The entries are to be returned exactly, with images left out.

Stored data entries:
___

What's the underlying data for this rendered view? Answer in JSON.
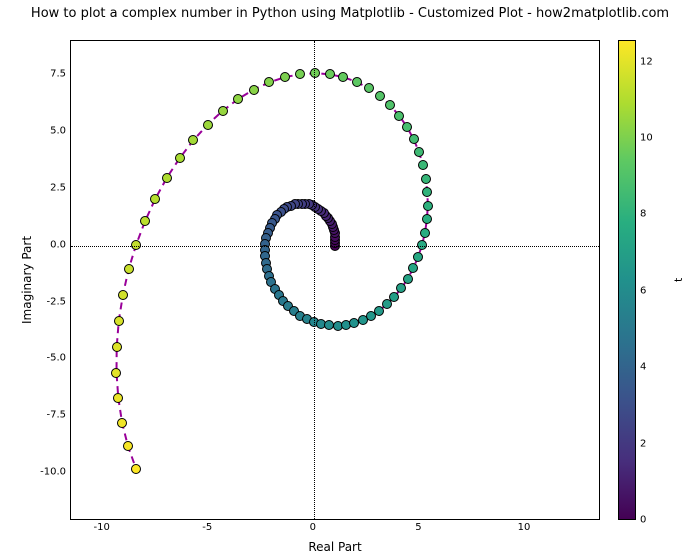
{
  "chart_data": {
    "type": "scatter",
    "title": "How to plot a complex number in Python using Matplotlib - Customized Plot - how2matplotlib.com",
    "xlabel": "Real Part",
    "ylabel": "Imaginary Part",
    "colorbar_label": "t",
    "xlim": [
      -11.5,
      13.6
    ],
    "ylim": [
      -12.1,
      9.0
    ],
    "xticks": [
      -10,
      -5,
      0,
      5,
      10
    ],
    "yticks": [
      -10.0,
      -7.5,
      -5.0,
      -2.5,
      0.0,
      2.5,
      5.0,
      7.5
    ],
    "cticks": [
      0,
      2,
      4,
      6,
      8,
      10,
      12
    ],
    "clim": [
      0,
      12.566
    ],
    "curve": "z(t) = exp((0.2 + i) * t),  t in [0, 4*pi]",
    "n_points": 100,
    "curve_style": {
      "color": "purple",
      "linestyle": "dashed"
    },
    "marker_colormap": "viridis",
    "t": [
      0,
      0.127,
      0.254,
      0.381,
      0.508,
      0.634,
      0.761,
      0.888,
      1.015,
      1.142,
      1.269,
      1.396,
      1.523,
      1.65,
      1.777,
      1.904,
      2.031,
      2.158,
      2.284,
      2.411,
      2.538,
      2.665,
      2.792,
      2.919,
      3.046,
      3.173,
      3.3,
      3.427,
      3.554,
      3.681,
      3.808,
      3.934,
      4.061,
      4.188,
      4.315,
      4.442,
      4.569,
      4.696,
      4.823,
      4.95,
      5.077,
      5.204,
      5.331,
      5.458,
      5.584,
      5.711,
      5.838,
      5.965,
      6.092,
      6.219,
      6.346,
      6.473,
      6.6,
      6.727,
      6.854,
      6.981,
      7.108,
      7.234,
      7.361,
      7.488,
      7.615,
      7.742,
      7.869,
      7.996,
      8.123,
      8.25,
      8.377,
      8.504,
      8.631,
      8.758,
      8.884,
      9.011,
      9.138,
      9.265,
      9.392,
      9.519,
      9.646,
      9.773,
      9.9,
      10.027,
      10.154,
      10.281,
      10.408,
      10.534,
      10.661,
      10.788,
      10.915,
      11.042,
      11.169,
      11.296,
      11.423,
      11.55,
      11.677,
      11.804,
      11.931,
      12.058,
      12.184,
      12.311,
      12.438,
      12.566
    ],
    "x": [
      1.0,
      1.017,
      1.021,
      1.013,
      0.992,
      0.958,
      0.91,
      0.849,
      0.775,
      0.688,
      0.588,
      0.476,
      0.353,
      0.22,
      0.077,
      -0.074,
      -0.233,
      -0.397,
      -0.566,
      -0.738,
      -0.911,
      -1.083,
      -1.252,
      -1.417,
      -1.574,
      -1.722,
      -1.859,
      -1.982,
      -2.089,
      -2.178,
      -2.246,
      -2.292,
      -2.314,
      -2.31,
      -2.278,
      -2.217,
      -2.127,
      -2.006,
      -1.855,
      -1.673,
      -1.461,
      -1.22,
      -0.951,
      -0.656,
      -0.337,
      0.003,
      0.362,
      0.737,
      1.124,
      1.518,
      1.917,
      2.316,
      2.71,
      3.095,
      3.465,
      3.817,
      4.145,
      4.444,
      4.71,
      4.939,
      5.125,
      5.266,
      5.357,
      5.396,
      5.379,
      5.305,
      5.172,
      4.979,
      4.726,
      4.413,
      4.042,
      3.614,
      3.133,
      2.601,
      2.023,
      1.404,
      0.748,
      0.063,
      -0.648,
      -1.376,
      -2.114,
      -2.856,
      -3.595,
      -4.322,
      -5.029,
      -5.708,
      -6.352,
      -6.952,
      -7.502,
      -7.992,
      -8.417,
      -8.77,
      -9.044,
      -9.235,
      -9.337,
      -9.346,
      -9.261,
      -9.079,
      -8.8,
      -8.424
    ],
    "y": [
      0.0,
      0.13,
      0.264,
      0.401,
      0.539,
      0.678,
      0.816,
      0.951,
      1.083,
      1.209,
      1.329,
      1.44,
      1.541,
      1.631,
      1.707,
      1.77,
      1.816,
      1.845,
      1.856,
      1.847,
      1.818,
      1.767,
      1.695,
      1.6,
      1.483,
      1.344,
      1.183,
      1.001,
      0.799,
      0.578,
      0.34,
      0.087,
      -0.179,
      -0.455,
      -0.739,
      -1.028,
      -1.318,
      -1.606,
      -1.888,
      -2.159,
      -2.417,
      -2.657,
      -2.875,
      -3.067,
      -3.229,
      -3.358,
      -3.45,
      -3.502,
      -3.511,
      -3.475,
      -3.392,
      -3.26,
      -3.078,
      -2.847,
      -2.567,
      -2.238,
      -1.864,
      -1.447,
      -0.989,
      -0.496,
      0.029,
      0.581,
      1.154,
      1.743,
      2.341,
      2.942,
      3.538,
      4.121,
      4.684,
      5.219,
      5.718,
      6.173,
      6.577,
      6.922,
      7.201,
      7.408,
      7.537,
      7.583,
      7.541,
      7.407,
      7.18,
      6.858,
      6.44,
      5.928,
      5.324,
      4.631,
      3.854,
      2.999,
      2.073,
      1.085,
      0.043,
      -1.041,
      -2.157,
      -3.293,
      -4.436,
      -5.574,
      -6.693,
      -7.779,
      -8.818,
      -9.797
    ],
    "grid_at_zero": true
  }
}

___

▸ Answer below:
What's the underlying data for this rendered view? Answer in JSON.
{
  "chart_data": {
    "type": "scatter",
    "title": "How to plot a complex number in Python using Matplotlib - Customized Plot - how2matplotlib.com",
    "xlabel": "Real Part",
    "ylabel": "Imaginary Part",
    "colorbar_label": "t",
    "xlim": [
      -11.5,
      13.6
    ],
    "ylim": [
      -12.1,
      9.0
    ],
    "xticks": [
      -10,
      -5,
      0,
      5,
      10
    ],
    "yticks": [
      -10.0,
      -7.5,
      -5.0,
      -2.5,
      0.0,
      2.5,
      5.0,
      7.5
    ],
    "cticks": [
      0,
      2,
      4,
      6,
      8,
      10,
      12
    ],
    "clim": [
      0,
      12.566
    ],
    "curve": "z(t) = exp((0.2 + i) * t),  t in [0, 4*pi]",
    "n_points": 100,
    "curve_style": {
      "color": "purple",
      "linestyle": "dashed"
    },
    "marker_colormap": "viridis",
    "t": [
      0,
      0.127,
      0.254,
      0.381,
      0.508,
      0.634,
      0.761,
      0.888,
      1.015,
      1.142,
      1.269,
      1.396,
      1.523,
      1.65,
      1.777,
      1.904,
      2.031,
      2.158,
      2.284,
      2.411,
      2.538,
      2.665,
      2.792,
      2.919,
      3.046,
      3.173,
      3.3,
      3.427,
      3.554,
      3.681,
      3.808,
      3.934,
      4.061,
      4.188,
      4.315,
      4.442,
      4.569,
      4.696,
      4.823,
      4.95,
      5.077,
      5.204,
      5.331,
      5.458,
      5.584,
      5.711,
      5.838,
      5.965,
      6.092,
      6.219,
      6.346,
      6.473,
      6.6,
      6.727,
      6.854,
      6.981,
      7.108,
      7.234,
      7.361,
      7.488,
      7.615,
      7.742,
      7.869,
      7.996,
      8.123,
      8.25,
      8.377,
      8.504,
      8.631,
      8.758,
      8.884,
      9.011,
      9.138,
      9.265,
      9.392,
      9.519,
      9.646,
      9.773,
      9.9,
      10.027,
      10.154,
      10.281,
      10.408,
      10.534,
      10.661,
      10.788,
      10.915,
      11.042,
      11.169,
      11.296,
      11.423,
      11.55,
      11.677,
      11.804,
      11.931,
      12.058,
      12.184,
      12.311,
      12.438,
      12.566
    ],
    "x": [
      1.0,
      1.017,
      1.021,
      1.013,
      0.992,
      0.958,
      0.91,
      0.849,
      0.775,
      0.688,
      0.588,
      0.476,
      0.353,
      0.22,
      0.077,
      -0.074,
      -0.233,
      -0.397,
      -0.566,
      -0.738,
      -0.911,
      -1.083,
      -1.252,
      -1.417,
      -1.574,
      -1.722,
      -1.859,
      -1.982,
      -2.089,
      -2.178,
      -2.246,
      -2.292,
      -2.314,
      -2.31,
      -2.278,
      -2.217,
      -2.127,
      -2.006,
      -1.855,
      -1.673,
      -1.461,
      -1.22,
      -0.951,
      -0.656,
      -0.337,
      0.003,
      0.362,
      0.737,
      1.124,
      1.518,
      1.917,
      2.316,
      2.71,
      3.095,
      3.465,
      3.817,
      4.145,
      4.444,
      4.71,
      4.939,
      5.125,
      5.266,
      5.357,
      5.396,
      5.379,
      5.305,
      5.172,
      4.979,
      4.726,
      4.413,
      4.042,
      3.614,
      3.133,
      2.601,
      2.023,
      1.404,
      0.748,
      0.063,
      -0.648,
      -1.376,
      -2.114,
      -2.856,
      -3.595,
      -4.322,
      -5.029,
      -5.708,
      -6.352,
      -6.952,
      -7.502,
      -7.992,
      -8.417,
      -8.77,
      -9.044,
      -9.235,
      -9.337,
      -9.346,
      -9.261,
      -9.079,
      -8.8,
      -8.424
    ],
    "y": [
      0.0,
      0.13,
      0.264,
      0.401,
      0.539,
      0.678,
      0.816,
      0.951,
      1.083,
      1.209,
      1.329,
      1.44,
      1.541,
      1.631,
      1.707,
      1.77,
      1.816,
      1.845,
      1.856,
      1.847,
      1.818,
      1.767,
      1.695,
      1.6,
      1.483,
      1.344,
      1.183,
      1.001,
      0.799,
      0.578,
      0.34,
      0.087,
      -0.179,
      -0.455,
      -0.739,
      -1.028,
      -1.318,
      -1.606,
      -1.888,
      -2.159,
      -2.417,
      -2.657,
      -2.875,
      -3.067,
      -3.229,
      -3.358,
      -3.45,
      -3.502,
      -3.511,
      -3.475,
      -3.392,
      -3.26,
      -3.078,
      -2.847,
      -2.567,
      -2.238,
      -1.864,
      -1.447,
      -0.989,
      -0.496,
      0.029,
      0.581,
      1.154,
      1.743,
      2.341,
      2.942,
      3.538,
      4.121,
      4.684,
      5.219,
      5.718,
      6.173,
      6.577,
      6.922,
      7.201,
      7.408,
      7.537,
      7.583,
      7.541,
      7.407,
      7.18,
      6.858,
      6.44,
      5.928,
      5.324,
      4.631,
      3.854,
      2.999,
      2.073,
      1.085,
      0.043,
      -1.041,
      -2.157,
      -3.293,
      -4.436,
      -5.574,
      -6.693,
      -7.779,
      -8.818,
      -9.797
    ],
    "grid_at_zero": true
  }
}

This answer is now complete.